> **Material provided**:
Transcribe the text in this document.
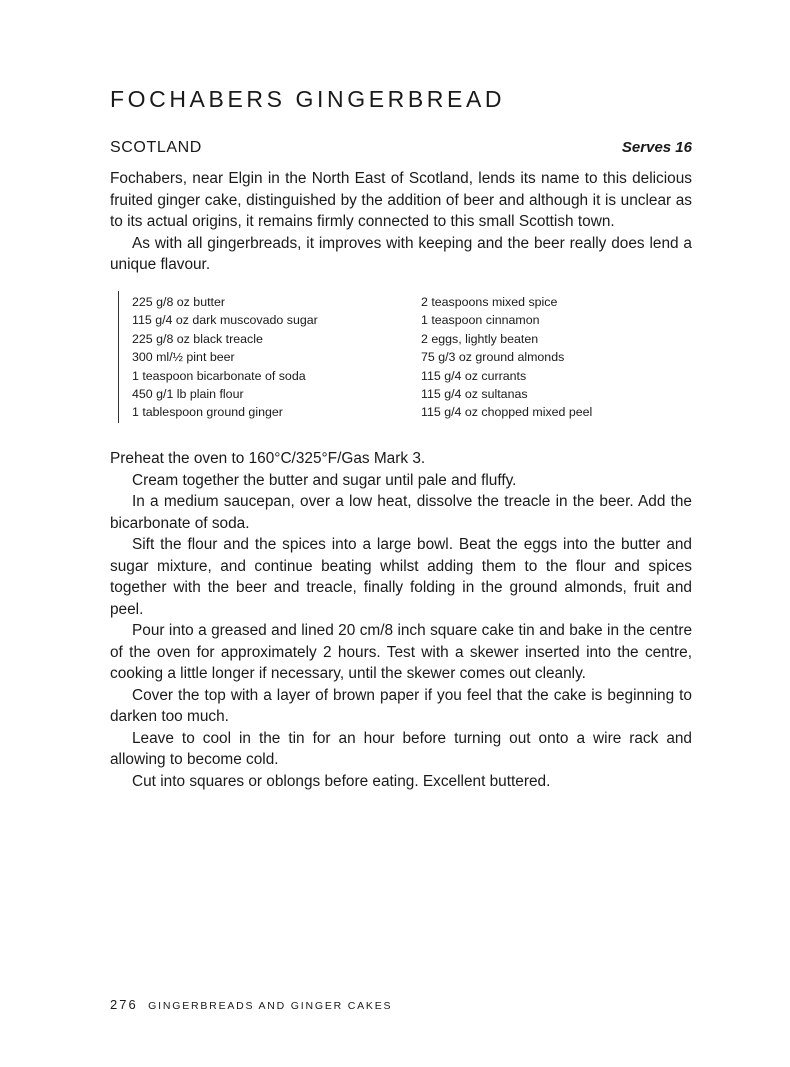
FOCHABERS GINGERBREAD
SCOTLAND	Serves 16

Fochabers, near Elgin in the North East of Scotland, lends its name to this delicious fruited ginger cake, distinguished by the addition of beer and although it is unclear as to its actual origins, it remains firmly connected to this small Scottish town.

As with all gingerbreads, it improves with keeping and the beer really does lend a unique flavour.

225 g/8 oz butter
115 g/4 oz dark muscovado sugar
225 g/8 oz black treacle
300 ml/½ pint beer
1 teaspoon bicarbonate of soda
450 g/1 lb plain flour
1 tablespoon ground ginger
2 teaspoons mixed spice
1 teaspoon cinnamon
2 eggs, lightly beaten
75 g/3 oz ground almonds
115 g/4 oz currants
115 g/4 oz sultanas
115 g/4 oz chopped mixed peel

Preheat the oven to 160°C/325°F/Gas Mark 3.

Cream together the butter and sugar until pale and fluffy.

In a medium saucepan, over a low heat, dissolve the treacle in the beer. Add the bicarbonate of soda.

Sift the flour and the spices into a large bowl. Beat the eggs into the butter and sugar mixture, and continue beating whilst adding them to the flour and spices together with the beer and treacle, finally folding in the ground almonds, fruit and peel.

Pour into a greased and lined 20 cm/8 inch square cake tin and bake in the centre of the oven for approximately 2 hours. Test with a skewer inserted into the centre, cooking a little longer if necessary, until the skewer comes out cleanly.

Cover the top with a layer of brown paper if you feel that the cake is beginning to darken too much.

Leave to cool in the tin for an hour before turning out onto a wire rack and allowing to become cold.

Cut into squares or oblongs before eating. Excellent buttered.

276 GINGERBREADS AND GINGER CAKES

---

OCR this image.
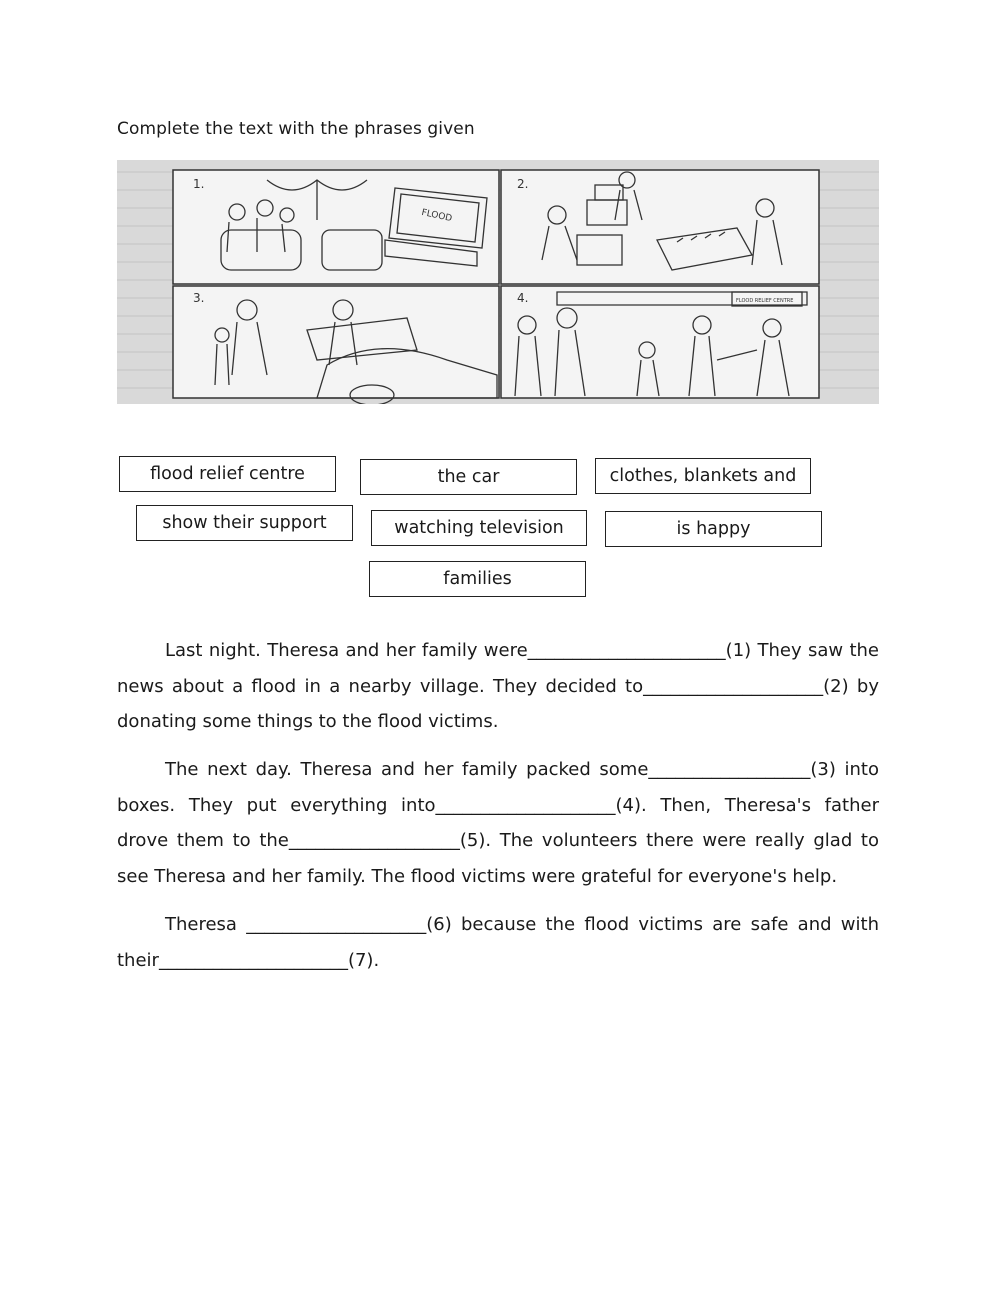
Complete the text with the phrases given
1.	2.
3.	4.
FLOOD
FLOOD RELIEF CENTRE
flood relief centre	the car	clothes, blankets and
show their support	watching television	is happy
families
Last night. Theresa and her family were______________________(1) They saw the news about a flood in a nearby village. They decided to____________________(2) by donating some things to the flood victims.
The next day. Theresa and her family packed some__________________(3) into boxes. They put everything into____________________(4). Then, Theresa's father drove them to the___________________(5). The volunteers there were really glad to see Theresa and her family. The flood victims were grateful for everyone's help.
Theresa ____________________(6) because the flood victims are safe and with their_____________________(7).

--

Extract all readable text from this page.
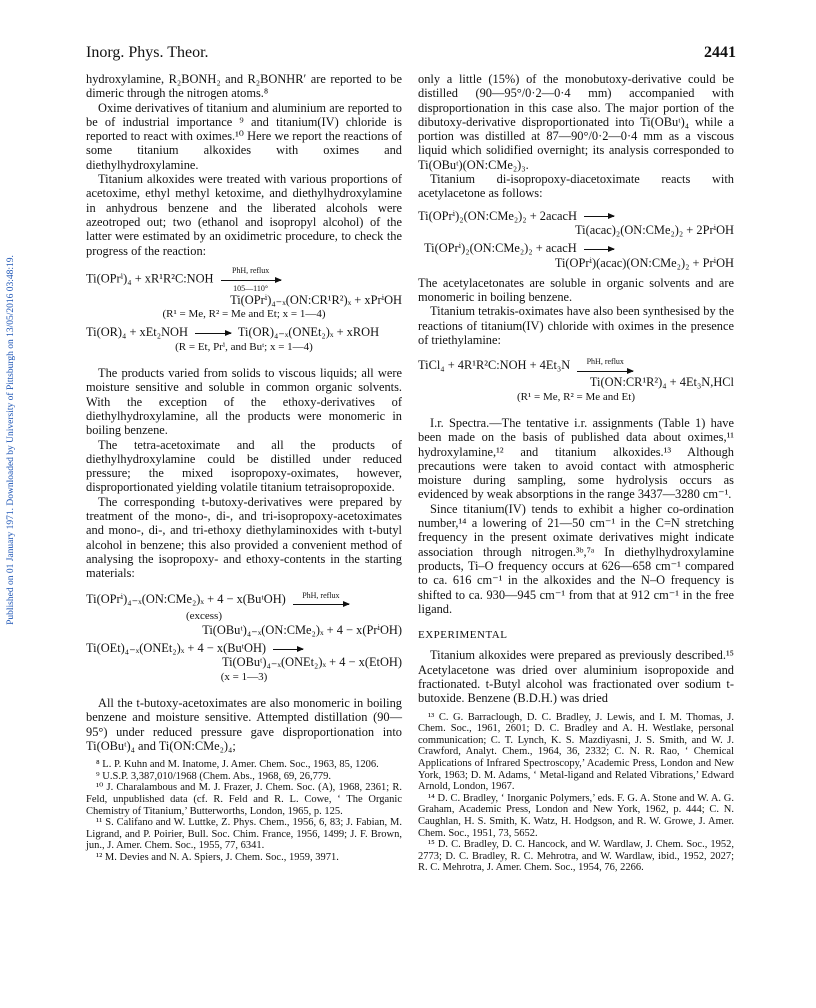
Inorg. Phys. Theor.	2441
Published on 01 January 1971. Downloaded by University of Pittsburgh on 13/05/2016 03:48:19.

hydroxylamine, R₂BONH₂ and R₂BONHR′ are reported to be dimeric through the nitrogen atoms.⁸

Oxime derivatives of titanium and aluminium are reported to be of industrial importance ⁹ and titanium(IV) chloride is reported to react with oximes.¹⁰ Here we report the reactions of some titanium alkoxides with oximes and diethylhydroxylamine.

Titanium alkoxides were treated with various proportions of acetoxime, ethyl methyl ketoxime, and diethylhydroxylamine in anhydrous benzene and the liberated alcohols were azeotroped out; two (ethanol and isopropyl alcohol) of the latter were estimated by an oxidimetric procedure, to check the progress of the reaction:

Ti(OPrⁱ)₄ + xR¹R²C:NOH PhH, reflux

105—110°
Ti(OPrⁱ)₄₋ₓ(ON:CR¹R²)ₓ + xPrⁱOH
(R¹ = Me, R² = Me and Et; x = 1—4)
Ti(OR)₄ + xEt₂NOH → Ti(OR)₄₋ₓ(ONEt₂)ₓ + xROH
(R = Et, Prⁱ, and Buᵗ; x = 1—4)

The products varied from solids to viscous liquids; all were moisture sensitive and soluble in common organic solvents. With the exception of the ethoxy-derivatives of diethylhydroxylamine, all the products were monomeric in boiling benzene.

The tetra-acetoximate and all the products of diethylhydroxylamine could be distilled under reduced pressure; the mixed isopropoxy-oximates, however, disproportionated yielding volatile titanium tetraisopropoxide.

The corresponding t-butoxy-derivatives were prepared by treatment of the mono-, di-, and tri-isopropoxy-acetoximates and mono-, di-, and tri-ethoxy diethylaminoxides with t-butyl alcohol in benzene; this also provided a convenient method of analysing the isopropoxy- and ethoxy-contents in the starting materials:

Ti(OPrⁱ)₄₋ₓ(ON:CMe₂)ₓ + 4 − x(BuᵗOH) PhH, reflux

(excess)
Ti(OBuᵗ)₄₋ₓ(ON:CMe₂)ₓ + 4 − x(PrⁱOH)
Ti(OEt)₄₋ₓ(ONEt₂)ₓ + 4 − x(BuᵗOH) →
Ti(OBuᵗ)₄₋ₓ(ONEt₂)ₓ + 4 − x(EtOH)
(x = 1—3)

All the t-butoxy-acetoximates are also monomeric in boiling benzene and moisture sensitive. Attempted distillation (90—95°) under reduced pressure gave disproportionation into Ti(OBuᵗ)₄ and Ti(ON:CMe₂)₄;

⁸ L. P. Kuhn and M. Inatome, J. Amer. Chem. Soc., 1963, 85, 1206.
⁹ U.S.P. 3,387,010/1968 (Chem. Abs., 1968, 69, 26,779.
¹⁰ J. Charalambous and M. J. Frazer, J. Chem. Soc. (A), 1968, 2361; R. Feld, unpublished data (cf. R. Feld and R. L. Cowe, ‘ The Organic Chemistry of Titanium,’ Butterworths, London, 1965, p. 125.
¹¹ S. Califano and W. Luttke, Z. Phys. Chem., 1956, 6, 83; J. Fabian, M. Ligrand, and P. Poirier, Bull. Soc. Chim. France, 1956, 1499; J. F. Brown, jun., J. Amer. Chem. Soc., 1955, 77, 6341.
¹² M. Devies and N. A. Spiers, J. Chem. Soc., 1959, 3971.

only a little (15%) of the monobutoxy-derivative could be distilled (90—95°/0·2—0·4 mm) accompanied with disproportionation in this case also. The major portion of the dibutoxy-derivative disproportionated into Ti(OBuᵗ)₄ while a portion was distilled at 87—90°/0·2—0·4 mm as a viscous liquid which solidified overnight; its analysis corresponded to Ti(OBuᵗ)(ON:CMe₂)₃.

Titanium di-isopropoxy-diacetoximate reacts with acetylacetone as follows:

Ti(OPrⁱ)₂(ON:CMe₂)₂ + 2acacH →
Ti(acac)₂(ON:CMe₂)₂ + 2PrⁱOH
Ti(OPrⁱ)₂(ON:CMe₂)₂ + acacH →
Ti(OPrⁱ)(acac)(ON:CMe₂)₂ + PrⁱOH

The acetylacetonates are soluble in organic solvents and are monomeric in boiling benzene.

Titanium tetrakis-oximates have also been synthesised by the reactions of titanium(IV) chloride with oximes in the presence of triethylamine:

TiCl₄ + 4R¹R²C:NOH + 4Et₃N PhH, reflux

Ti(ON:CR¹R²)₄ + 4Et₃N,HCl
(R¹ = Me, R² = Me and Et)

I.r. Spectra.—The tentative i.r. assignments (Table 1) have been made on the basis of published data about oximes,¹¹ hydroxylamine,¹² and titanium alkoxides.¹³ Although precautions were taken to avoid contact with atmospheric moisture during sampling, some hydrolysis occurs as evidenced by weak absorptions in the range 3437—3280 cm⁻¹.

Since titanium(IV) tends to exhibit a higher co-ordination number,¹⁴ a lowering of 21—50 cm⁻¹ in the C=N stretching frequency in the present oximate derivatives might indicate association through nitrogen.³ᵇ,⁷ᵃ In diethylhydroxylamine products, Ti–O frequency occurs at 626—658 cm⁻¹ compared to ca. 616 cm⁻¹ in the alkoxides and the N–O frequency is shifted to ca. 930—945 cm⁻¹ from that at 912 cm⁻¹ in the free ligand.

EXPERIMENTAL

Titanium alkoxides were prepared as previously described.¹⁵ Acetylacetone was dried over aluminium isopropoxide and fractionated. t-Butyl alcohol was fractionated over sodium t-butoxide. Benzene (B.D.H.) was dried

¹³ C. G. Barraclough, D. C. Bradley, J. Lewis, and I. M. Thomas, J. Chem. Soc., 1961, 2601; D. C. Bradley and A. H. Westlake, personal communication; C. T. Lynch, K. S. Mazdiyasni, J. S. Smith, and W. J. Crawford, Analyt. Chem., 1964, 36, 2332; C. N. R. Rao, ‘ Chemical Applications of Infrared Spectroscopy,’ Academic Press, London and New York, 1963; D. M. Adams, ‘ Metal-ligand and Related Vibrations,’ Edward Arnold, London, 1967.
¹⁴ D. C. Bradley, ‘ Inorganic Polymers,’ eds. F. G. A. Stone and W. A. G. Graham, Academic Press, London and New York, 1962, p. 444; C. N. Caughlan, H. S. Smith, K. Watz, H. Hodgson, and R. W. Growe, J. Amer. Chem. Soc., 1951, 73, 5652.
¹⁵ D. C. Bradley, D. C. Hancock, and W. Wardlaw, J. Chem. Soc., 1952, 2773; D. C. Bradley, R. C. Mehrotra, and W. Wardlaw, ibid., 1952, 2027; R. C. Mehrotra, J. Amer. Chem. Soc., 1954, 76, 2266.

> **Goal**:
Identify the lines that hold the word "until". Copy every one of them.

> **Right answer**:
Cream together the butter and sugar until pale and fluffy.
Pour into a greased and lined 20 cm/8 inch square cake tin and bake in the centre of the oven for approximately 2 hours. Test with a skewer inserted into the centre, cooking a little longer if necessary, until the skewer comes out cleanly.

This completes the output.